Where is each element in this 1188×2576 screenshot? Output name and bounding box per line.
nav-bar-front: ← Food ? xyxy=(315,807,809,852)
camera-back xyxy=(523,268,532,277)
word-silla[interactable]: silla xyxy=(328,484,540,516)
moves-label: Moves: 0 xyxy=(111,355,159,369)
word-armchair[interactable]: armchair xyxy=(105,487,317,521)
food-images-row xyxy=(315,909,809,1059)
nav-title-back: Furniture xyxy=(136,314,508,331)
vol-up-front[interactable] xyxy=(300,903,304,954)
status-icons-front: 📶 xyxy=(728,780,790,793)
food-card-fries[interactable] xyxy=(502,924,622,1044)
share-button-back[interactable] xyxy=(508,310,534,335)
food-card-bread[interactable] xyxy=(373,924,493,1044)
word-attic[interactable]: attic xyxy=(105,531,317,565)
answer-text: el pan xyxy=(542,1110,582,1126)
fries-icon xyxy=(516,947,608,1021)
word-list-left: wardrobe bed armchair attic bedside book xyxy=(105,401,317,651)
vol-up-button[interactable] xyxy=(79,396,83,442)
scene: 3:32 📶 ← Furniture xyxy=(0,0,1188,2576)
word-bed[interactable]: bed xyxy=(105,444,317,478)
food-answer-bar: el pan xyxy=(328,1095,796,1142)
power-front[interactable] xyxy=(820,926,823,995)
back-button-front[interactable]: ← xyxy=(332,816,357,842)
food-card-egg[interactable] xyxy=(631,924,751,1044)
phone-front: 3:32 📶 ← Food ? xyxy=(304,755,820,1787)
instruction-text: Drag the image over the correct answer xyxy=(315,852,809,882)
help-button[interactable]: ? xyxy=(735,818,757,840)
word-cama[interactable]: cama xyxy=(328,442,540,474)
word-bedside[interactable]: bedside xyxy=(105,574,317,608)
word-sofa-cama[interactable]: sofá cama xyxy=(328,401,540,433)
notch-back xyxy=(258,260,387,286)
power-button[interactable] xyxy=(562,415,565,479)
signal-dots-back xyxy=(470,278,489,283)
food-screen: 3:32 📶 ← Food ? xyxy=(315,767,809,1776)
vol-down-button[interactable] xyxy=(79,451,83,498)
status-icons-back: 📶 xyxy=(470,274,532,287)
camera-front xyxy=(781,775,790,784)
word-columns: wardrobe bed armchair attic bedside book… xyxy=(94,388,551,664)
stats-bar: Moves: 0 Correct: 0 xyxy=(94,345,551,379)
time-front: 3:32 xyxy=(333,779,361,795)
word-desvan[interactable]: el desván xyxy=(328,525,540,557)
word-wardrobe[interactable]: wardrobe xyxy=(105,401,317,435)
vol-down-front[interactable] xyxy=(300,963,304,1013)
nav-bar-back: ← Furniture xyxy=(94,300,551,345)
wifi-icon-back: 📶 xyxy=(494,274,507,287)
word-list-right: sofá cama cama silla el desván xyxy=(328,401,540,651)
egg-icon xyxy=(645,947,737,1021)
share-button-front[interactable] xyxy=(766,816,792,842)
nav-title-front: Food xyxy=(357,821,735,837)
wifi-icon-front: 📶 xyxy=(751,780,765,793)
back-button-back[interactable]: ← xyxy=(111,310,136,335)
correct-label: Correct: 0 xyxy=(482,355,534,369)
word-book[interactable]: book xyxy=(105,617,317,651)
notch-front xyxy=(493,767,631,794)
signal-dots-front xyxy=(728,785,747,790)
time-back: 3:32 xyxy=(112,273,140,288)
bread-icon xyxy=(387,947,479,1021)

━━━

**EXERCISE**
Copy the material word for word from its first line through the line containing "food-images-row xyxy=(315,909,809,1059)", including both of those lines.

**REPLY TO THE EXERCISE**
Where is each element in this 1188×2576 screenshot? Output name and bounding box per line.
nav-bar-front: ← Food ? xyxy=(315,807,809,852)
camera-back xyxy=(523,268,532,277)
word-silla[interactable]: silla xyxy=(328,484,540,516)
moves-label: Moves: 0 xyxy=(111,355,159,369)
word-armchair[interactable]: armchair xyxy=(105,487,317,521)
food-images-row xyxy=(315,909,809,1059)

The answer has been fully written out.